Take the entries below and reproduce them word for word.

▶ Source material
——

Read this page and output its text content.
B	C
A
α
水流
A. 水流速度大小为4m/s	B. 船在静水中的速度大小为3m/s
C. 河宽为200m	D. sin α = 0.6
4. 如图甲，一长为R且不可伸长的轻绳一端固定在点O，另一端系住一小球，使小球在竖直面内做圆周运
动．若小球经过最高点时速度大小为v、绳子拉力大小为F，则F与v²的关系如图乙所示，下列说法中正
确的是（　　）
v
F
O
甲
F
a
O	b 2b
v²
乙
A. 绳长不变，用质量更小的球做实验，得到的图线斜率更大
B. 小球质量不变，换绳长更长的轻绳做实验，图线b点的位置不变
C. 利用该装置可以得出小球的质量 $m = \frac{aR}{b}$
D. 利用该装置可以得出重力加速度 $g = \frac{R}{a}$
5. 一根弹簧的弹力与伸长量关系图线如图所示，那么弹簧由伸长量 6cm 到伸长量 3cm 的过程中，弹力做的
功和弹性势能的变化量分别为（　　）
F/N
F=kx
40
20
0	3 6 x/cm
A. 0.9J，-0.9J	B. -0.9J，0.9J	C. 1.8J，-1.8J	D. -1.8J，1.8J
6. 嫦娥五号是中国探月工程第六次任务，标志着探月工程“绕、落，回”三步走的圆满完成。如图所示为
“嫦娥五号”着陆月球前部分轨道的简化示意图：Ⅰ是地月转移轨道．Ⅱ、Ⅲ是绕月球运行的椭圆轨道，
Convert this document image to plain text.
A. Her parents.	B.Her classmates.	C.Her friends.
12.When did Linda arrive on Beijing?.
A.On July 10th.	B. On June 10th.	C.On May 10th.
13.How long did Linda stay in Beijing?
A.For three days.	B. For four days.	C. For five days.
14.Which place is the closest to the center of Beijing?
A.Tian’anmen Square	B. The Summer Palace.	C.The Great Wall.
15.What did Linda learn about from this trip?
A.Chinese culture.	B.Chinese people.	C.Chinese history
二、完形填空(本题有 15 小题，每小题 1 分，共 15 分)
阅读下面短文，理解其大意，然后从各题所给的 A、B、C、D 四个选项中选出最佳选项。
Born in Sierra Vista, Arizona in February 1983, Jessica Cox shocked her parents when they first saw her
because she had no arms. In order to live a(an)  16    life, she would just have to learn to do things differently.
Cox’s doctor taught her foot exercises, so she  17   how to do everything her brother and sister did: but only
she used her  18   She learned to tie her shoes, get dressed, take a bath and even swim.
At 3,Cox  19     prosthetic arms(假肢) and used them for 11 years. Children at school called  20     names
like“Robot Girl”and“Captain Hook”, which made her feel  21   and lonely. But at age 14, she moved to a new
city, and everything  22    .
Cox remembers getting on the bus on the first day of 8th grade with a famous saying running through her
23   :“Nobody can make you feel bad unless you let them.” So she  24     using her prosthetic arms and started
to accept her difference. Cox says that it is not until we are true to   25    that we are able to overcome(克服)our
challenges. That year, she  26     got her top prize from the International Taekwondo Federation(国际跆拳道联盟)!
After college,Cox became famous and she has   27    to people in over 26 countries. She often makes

——

▶ Response to the exercise
Read this page and output its text content.
B	C
A
α
水流
A. 水流速度大小为4m/s	B. 船在静水中的速度大小为3m/s
C. 河宽为200m	D. sin α = 0.6
4. 如图甲，一长为R且不可伸长的轻绳一端固定在点O，另一端系住一小球，使小球在竖直面内做圆周运
动．若小球经过最高点时速度大小为v、绳子拉力大小为F，则F与v²的关系如图乙所示，下列说法中正
确的是（　　）
v
F
O
甲
F
a
O	b 2b
v²
乙
A. 绳长不变，用质量更小的球做实验，得到的图线斜率更大
B. 小球质量不变，换绳长更长的轻绳做实验，图线b点的位置不变
C. 利用该装置可以得出小球的质量 $m = \frac{aR}{b}$
D. 利用该装置可以得出重力加速度 $g = \frac{R}{a}$
5. 一根弹簧的弹力与伸长量关系图线如图所示，那么弹簧由伸长量 6cm 到伸长量 3cm 的过程中，弹力做的
功和弹性势能的变化量分别为（　　）
F/N
F=kx
40
20
0	3 6 x/cm
A. 0.9J，-0.9J	B. -0.9J，0.9J	C. 1.8J，-1.8J	D. -1.8J，1.8J
6. 嫦娥五号是中国探月工程第六次任务，标志着探月工程“绕、落，回”三步走的圆满完成。如图所示为
“嫦娥五号”着陆月球前部分轨道的简化示意图：Ⅰ是地月转移轨道．Ⅱ、Ⅲ是绕月球运行的椭圆轨道，
Convert this document image to plain text.
A. Her parents.	B.Her classmates.	C.Her friends.
12.When did Linda arrive on Beijing?.
A.On July 10th.	B. On June 10th.	C.On May 10th.
13.How long did Linda stay in Beijing?
A.For three days.	B. For four days.	C. For five days.
14.Which place is the closest to the center of Beijing?
A.Tian’anmen Square	B. The Summer Palace.	C.The Great Wall.
15.What did Linda learn about from this trip?
A.Chinese culture.	B.Chinese people.	C.Chinese history
二、完形填空(本题有 15 小题，每小题 1 分，共 15 分)
阅读下面短文，理解其大意，然后从各题所给的 A、B、C、D 四个选项中选出最佳选项。
Born in Sierra Vista, Arizona in February 1983, Jessica Cox shocked her parents when they first saw her
because she had no arms. In order to live a(an)  16    life, she would just have to learn to do things differently.
Cox’s doctor taught her foot exercises, so she  17   how to do everything her brother and sister did: but only
she used her  18   She learned to tie her shoes, get dressed, take a bath and even swim.
At 3,Cox  19     prosthetic arms(假肢) and used them for 11 years. Children at school called  20     names
like“Robot Girl”and“Captain Hook”, which made her feel  21   and lonely. But at age 14, she moved to a new
city, and everything  22    .
Cox remembers getting on the bus on the first day of 8th grade with a famous saying running through her
23   :“Nobody can make you feel bad unless you let them.” So she  24     using her prosthetic arms and started
to accept her difference. Cox says that it is not until we are true to   25    that we are able to overcome(克服)our
challenges. That year, she  26     got her top prize from the International Taekwondo Federation(国际跆拳道联盟)!
After college,Cox became famous and she has   27    to people in over 26 countries. She often makes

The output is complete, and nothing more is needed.